■ **Supplied records**:
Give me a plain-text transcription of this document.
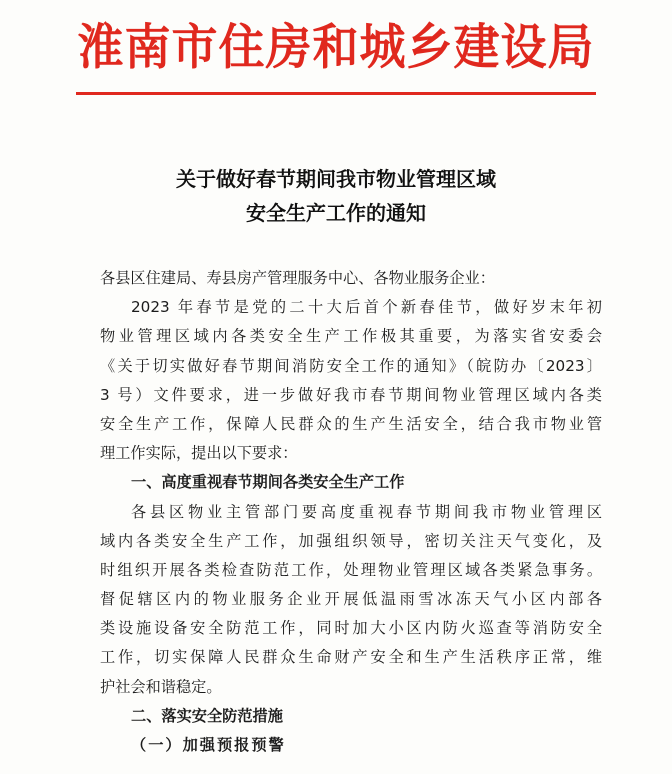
淮南市住房和城乡建设局
关于做好春节期间我市物业管理区域
安全生产工作的通知
各县区住建局、寿县房产管理服务中心、各物业服务企业：
2023 年春节是党的二十大后首个新春佳节，做好岁末年初
物业管理区域内各类安全生产工作极其重要，为落实省安委会
《关于切实做好春节期间消防安全工作的通知》（皖防办〔2023〕
3 号）文件要求，进一步做好我市春节期间物业管理区域内各类
安全生产工作，保障人民群众的生产生活安全，结合我市物业管
理工作实际，提出以下要求：
一、高度重视春节期间各类安全生产工作
各县区物业主管部门要高度重视春节期间我市物业管理区
域内各类安全生产工作，加强组织领导，密切关注天气变化，及
时组织开展各类检查防范工作，处理物业管理区域各类紧急事务。
督促辖区内的物业服务企业开展低温雨雪冰冻天气小区内部各
类设施设备安全防范工作，同时加大小区内防火巡查等消防安全
工作，切实保障人民群众生命财产安全和生产生活秩序正常，维
护社会和谐稳定。
二、落实安全防范措施
（一）加强预报预警
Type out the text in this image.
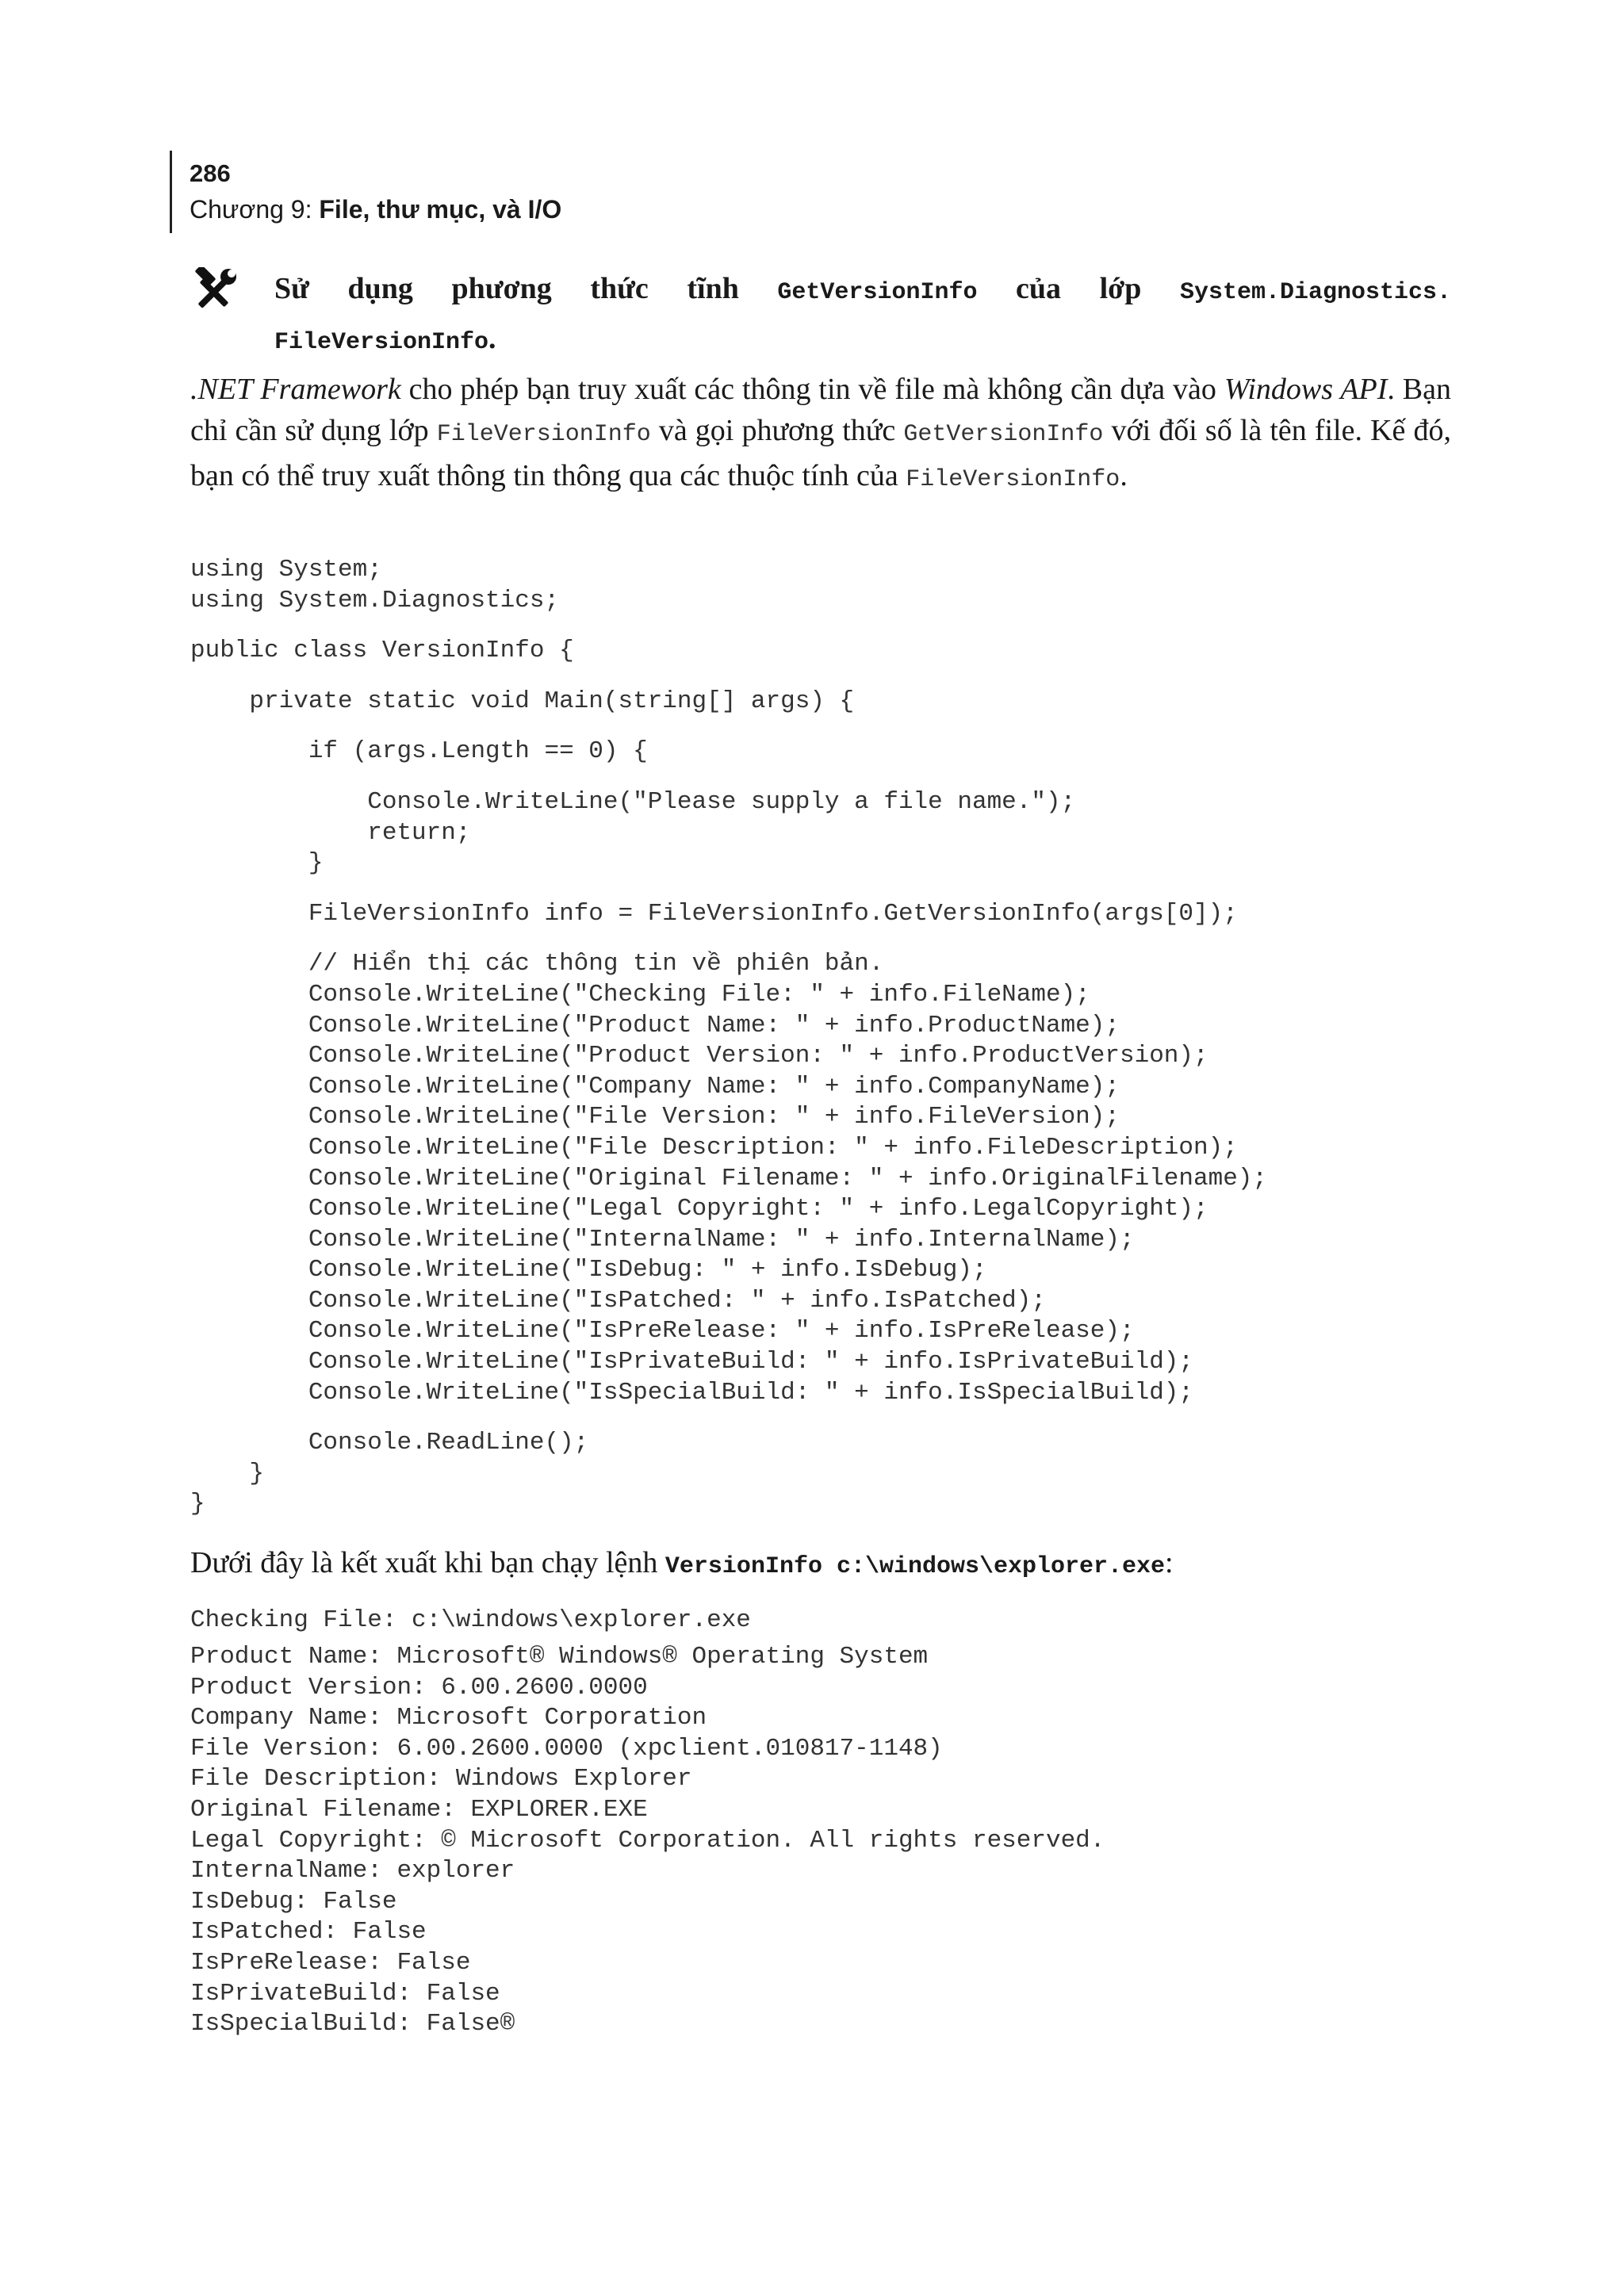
286
Chương 9: File, thư mục, và I/O
Sử dụng phương thức tĩnh GetVersionInfo của lớp System.Diagnostics. FileVersionInfo.
.NET Framework cho phép bạn truy xuất các thông tin về file mà không cần dựa vào Windows API. Bạn chỉ cần sử dụng lớp FileVersionInfo và gọi phương thức GetVersionInfo với đối số là tên file. Kế đó, bạn có thể truy xuất thông tin thông qua các thuộc tính của FileVersionInfo.
using System;
using System.Diagnostics;
public class VersionInfo {
private static void Main(string[] args) {
if (args.Length == 0) {
Console.WriteLine("Please supply a file name.");
return;
}
FileVersionInfo info = FileVersionInfo.GetVersionInfo(args[0]);
// Hiển thị các thông tin về phiên bản.
Console.WriteLine("Checking File: " + info.FileName);
Console.WriteLine("Product Name: " + info.ProductName);
Console.WriteLine("Product Version: " + info.ProductVersion);
Console.WriteLine("Company Name: " + info.CompanyName);
Console.WriteLine("File Version: " + info.FileVersion);
Console.WriteLine("File Description: " + info.FileDescription);
Console.WriteLine("Original Filename: " + info.OriginalFilename);
Console.WriteLine("Legal Copyright: " + info.LegalCopyright);
Console.WriteLine("InternalName: " + info.InternalName);
Console.WriteLine("IsDebug: " + info.IsDebug);
Console.WriteLine("IsPatched: " + info.IsPatched);
Console.WriteLine("IsPreRelease: " + info.IsPreRelease);
Console.WriteLine("IsPrivateBuild: " + info.IsPrivateBuild);
Console.WriteLine("IsSpecialBuild: " + info.IsSpecialBuild);
Console.ReadLine();
}
}
Dưới đây là kết xuất khi bạn chạy lệnh VersionInfo c:\windows\explorer.exe:
Checking File: c:\windows\explorer.exe
Product Name: Microsoft® Windows® Operating System
Product Version: 6.00.2600.0000
Company Name: Microsoft Corporation
File Version: 6.00.2600.0000 (xpclient.010817-1148)
File Description: Windows Explorer
Original Filename: EXPLORER.EXE
Legal Copyright: © Microsoft Corporation. All rights reserved.
InternalName: explorer
IsDebug: False
IsPatched: False
IsPreRelease: False
IsPrivateBuild: False
IsSpecialBuild: False®
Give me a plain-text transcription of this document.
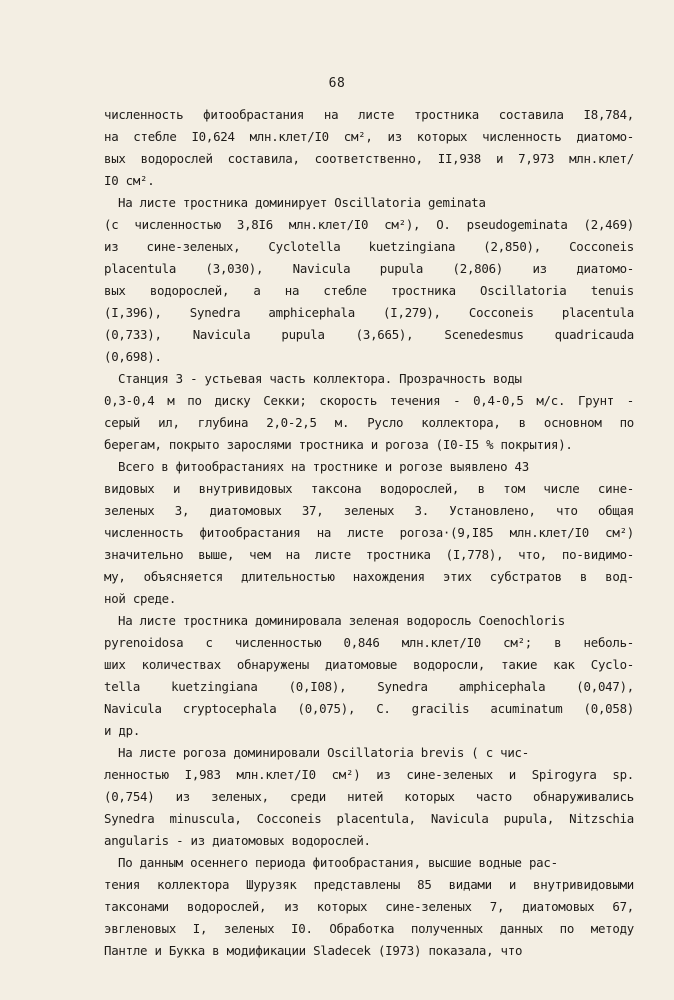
68

численность фитообрастания на листе тростника составила I8,784,

на стебле I0,624 млн.клет/I0 см², из которых численность диатомо-

вых водорослей составила, соответственно, II,938 и 7,973 млн.клет/

I0 см².

На листе тростника доминирует Oscillatoria geminata

(с численностью 3,8I6 млн.клет/I0 см²), O. pseudogeminata (2,469)

из сине-зеленых, Cyclotella kuetzingiana (2,850), Cocconeis

placentula (3,030), Navicula pupula (2,806) из диатомо-

вых водорослей, а на стебле тростника Oscillatoria tenuis

(I,396), Synedra amphicephala (I,279), Cocconeis placentula

(0,733), Navicula pupula (3,665), Scenedesmus quadricauda

(0,698).

Станция 3 - устьевая часть коллектора. Прозрачность воды

0,3-0,4 м по диску Секки; скорость течения - 0,4-0,5 м/с. Грунт -

серый ил, глубина 2,0-2,5 м. Русло коллектора, в основном по

берегам, покрыто зарослями тростника и рогоза (I0-I5 % покрытия).

Всего в фитообрастаниях на тростнике и рогозе выявлено 43

видовых и внутривидовых таксона водорослей, в том числе сине-

зеленых 3, диатомовых 37, зеленых 3. Установлено, что общая

численность фитообрастания на листе рогоза·(9,I85 млн.клет/I0 см²)

значительно выше, чем на листе тростника (I,778), что, по-видимо-

му, объясняется длительностью нахождения этих субстратов в вод-

ной среде.

На листе тростника доминировала зеленая водоросль Coenochloris

pyrenoidosa с численностью 0,846 млн.клет/I0 см²; в неболь-

ших количествах обнаружены диатомовые водоросли, такие как Cyclo-

tella kuetzingiana (0,I08), Synedra amphicephala (0,047),

Navicula cryptocephala (0,075), C. gracilis acuminatum (0,058)

и др.

На листе рогоза доминировали Oscillatoria brevis ( с чис-

ленностью I,983 млн.клет/I0 см²) из сине-зеленых и Spirogyra sp.

(0,754) из зеленых, среди нитей которых часто обнаруживались

Synedra minuscula, Cocconeis placentula, Navicula pupula, Nitzschia

angularis - из диатомовых водорослей.

По данным осеннего периода фитообрастания, высшие водные рас-

тения коллектора Шурузяк представлены 85 видами и внутривидовыми

таксонами водорослей, из которых сине-зеленых 7, диатомовых 67,

эвгленовых I, зеленых I0. Обработка полученных данных по методу

Пантле и Букка в модификации Sladecek (I973) показала, что
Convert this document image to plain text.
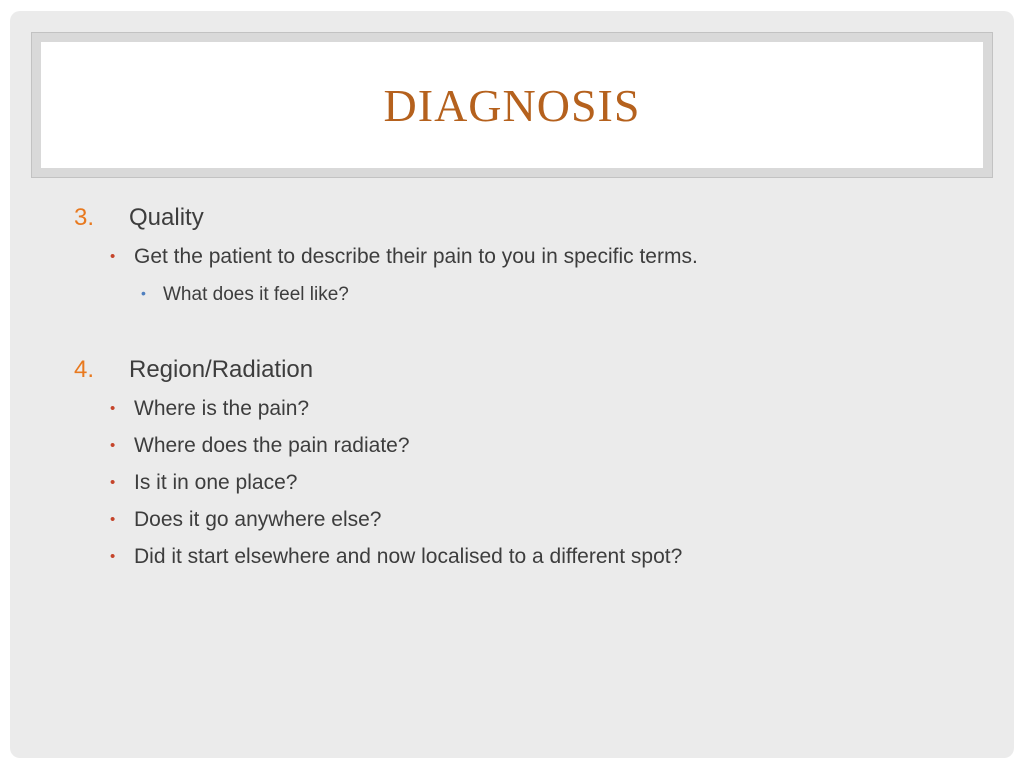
DIAGNOSIS
3. Quality
• Get the patient to describe their pain to you in specific terms.
• What does it feel like?
4. Region/Radiation
• Where is the pain?
• Where does the pain radiate?
• Is it in one place?
• Does it go anywhere else?
• Did it start elsewhere and now localised to a different spot?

■ **Directive**: Leave out the pictures and copy the rest of the material above exactly.

■ **Exercise result**:
Give me a plain-text transcription of this document.
淮南市住房和城乡建设局
关于做好春节期间我市物业管理区域
安全生产工作的通知
各县区住建局、寿县房产管理服务中心、各物业服务企业：
2023 年春节是党的二十大后首个新春佳节，做好岁末年初
物业管理区域内各类安全生产工作极其重要，为落实省安委会
《关于切实做好春节期间消防安全工作的通知》（皖防办〔2023〕
3 号）文件要求，进一步做好我市春节期间物业管理区域内各类
安全生产工作，保障人民群众的生产生活安全，结合我市物业管
理工作实际，提出以下要求：
一、高度重视春节期间各类安全生产工作
各县区物业主管部门要高度重视春节期间我市物业管理区
域内各类安全生产工作，加强组织领导，密切关注天气变化，及
时组织开展各类检查防范工作，处理物业管理区域各类紧急事务。
督促辖区内的物业服务企业开展低温雨雪冰冻天气小区内部各
类设施设备安全防范工作，同时加大小区内防火巡查等消防安全
工作，切实保障人民群众生命财产安全和生产生活秩序正常，维
护社会和谐稳定。
二、落实安全防范措施
（一）加强预报预警
Type out the text in this image.
286
Chương 9: File, thư mục, và I/O
Sử dụng phương thức tĩnh GetVersionInfo của lớp System.Diagnostics. FileVersionInfo.
.NET Framework cho phép bạn truy xuất các thông tin về file mà không cần dựa vào Windows API. Bạn chỉ cần sử dụng lớp FileVersionInfo và gọi phương thức GetVersionInfo với đối số là tên file. Kế đó, bạn có thể truy xuất thông tin thông qua các thuộc tính của FileVersionInfo.
using System;
using System.Diagnostics;
public class VersionInfo {
private static void Main(string[] args) {
if (args.Length == 0) {
Console.WriteLine("Please supply a file name.");
return;
}
FileVersionInfo info = FileVersionInfo.GetVersionInfo(args[0]);
// Hiển thị các thông tin về phiên bản.
Console.WriteLine("Checking File: " + info.FileName);
Console.WriteLine("Product Name: " + info.ProductName);
Console.WriteLine("Product Version: " + info.ProductVersion);
Console.WriteLine("Company Name: " + info.CompanyName);
Console.WriteLine("File Version: " + info.FileVersion);
Console.WriteLine("File Description: " + info.FileDescription);
Console.WriteLine("Original Filename: " + info.OriginalFilename);
Console.WriteLine("Legal Copyright: " + info.LegalCopyright);
Console.WriteLine("InternalName: " + info.InternalName);
Console.WriteLine("IsDebug: " + info.IsDebug);
Console.WriteLine("IsPatched: " + info.IsPatched);
Console.WriteLine("IsPreRelease: " + info.IsPreRelease);
Console.WriteLine("IsPrivateBuild: " + info.IsPrivateBuild);
Console.WriteLine("IsSpecialBuild: " + info.IsSpecialBuild);
Console.ReadLine();
}
}
Dưới đây là kết xuất khi bạn chạy lệnh VersionInfo c:\windows\explorer.exe:
Checking File: c:\windows\explorer.exe
Product Name: Microsoft® Windows® Operating System
Product Version: 6.00.2600.0000
Company Name: Microsoft Corporation
File Version: 6.00.2600.0000 (xpclient.010817-1148)
File Description: Windows Explorer
Original Filename: EXPLORER.EXE
Legal Copyright: © Microsoft Corporation. All rights reserved.
InternalName: explorer
IsDebug: False
IsPatched: False
IsPreRelease: False
IsPrivateBuild: False
IsSpecialBuild: False®
Give me a plain-text transcription of this document.
68

численность фитообрастания на листе тростника составила I8,784,

на стебле I0,624 млн.клет/I0 см², из которых численность диатомо-

вых водорослей составила, соответственно, II,938 и 7,973 млн.клет/

I0 см².

На листе тростника доминирует Oscillatoria geminata

(с численностью 3,8I6 млн.клет/I0 см²), O. pseudogeminata (2,469)

из сине-зеленых, Cyclotella kuetzingiana (2,850), Cocconeis

placentula (3,030), Navicula pupula (2,806) из диатомо-

вых водорослей, а на стебле тростника Oscillatoria tenuis

(I,396), Synedra amphicephala (I,279), Cocconeis placentula

(0,733), Navicula pupula (3,665), Scenedesmus quadricauda

(0,698).

Станция 3 - устьевая часть коллектора. Прозрачность воды

0,3-0,4 м по диску Секки; скорость течения - 0,4-0,5 м/с. Грунт -

серый ил, глубина 2,0-2,5 м. Русло коллектора, в основном по

берегам, покрыто зарослями тростника и рогоза (I0-I5 % покрытия).

Всего в фитообрастаниях на тростнике и рогозе выявлено 43

видовых и внутривидовых таксона водорослей, в том числе сине-

зеленых 3, диатомовых 37, зеленых 3. Установлено, что общая

численность фитообрастания на листе рогоза·(9,I85 млн.клет/I0 см²)

значительно выше, чем на листе тростника (I,778), что, по-видимо-

му, объясняется длительностью нахождения этих субстратов в вод-

ной среде.

На листе тростника доминировала зеленая водоросль Coenochloris

pyrenoidosa с численностью 0,846 млн.клет/I0 см²; в неболь-

ших количествах обнаружены диатомовые водоросли, такие как Cyclo-

tella kuetzingiana (0,I08), Synedra amphicephala (0,047),

Navicula cryptocephala (0,075), C. gracilis acuminatum (0,058)

и др.

На листе рогоза доминировали Oscillatoria brevis ( с чис-

ленностью I,983 млн.клет/I0 см²) из сине-зеленых и Spirogyra sp.

(0,754) из зеленых, среди нитей которых часто обнаруживались

Synedra minuscula, Cocconeis placentula, Navicula pupula, Nitzschia

angularis - из диатомовых водорослей.

По данным осеннего периода фитообрастания, высшие водные рас-

тения коллектора Шурузяк представлены 85 видами и внутривидовыми

таксонами водорослей, из которых сине-зеленых 7, диатомовых 67,

эвгленовых I, зеленых I0. Обработка полученных данных по методу

Пантле и Букка в модификации Sladecek (I973) показала, что
Convert this document image to plain text.
DIAGNOSIS
3. Quality
• Get the patient to describe their pain to you in specific terms.
• What does it feel like?
4. Region/Radiation
• Where is the pain?
• Where does the pain radiate?
• Is it in one place?
• Does it go anywhere else?
• Did it start elsewhere and now localised to a different spot?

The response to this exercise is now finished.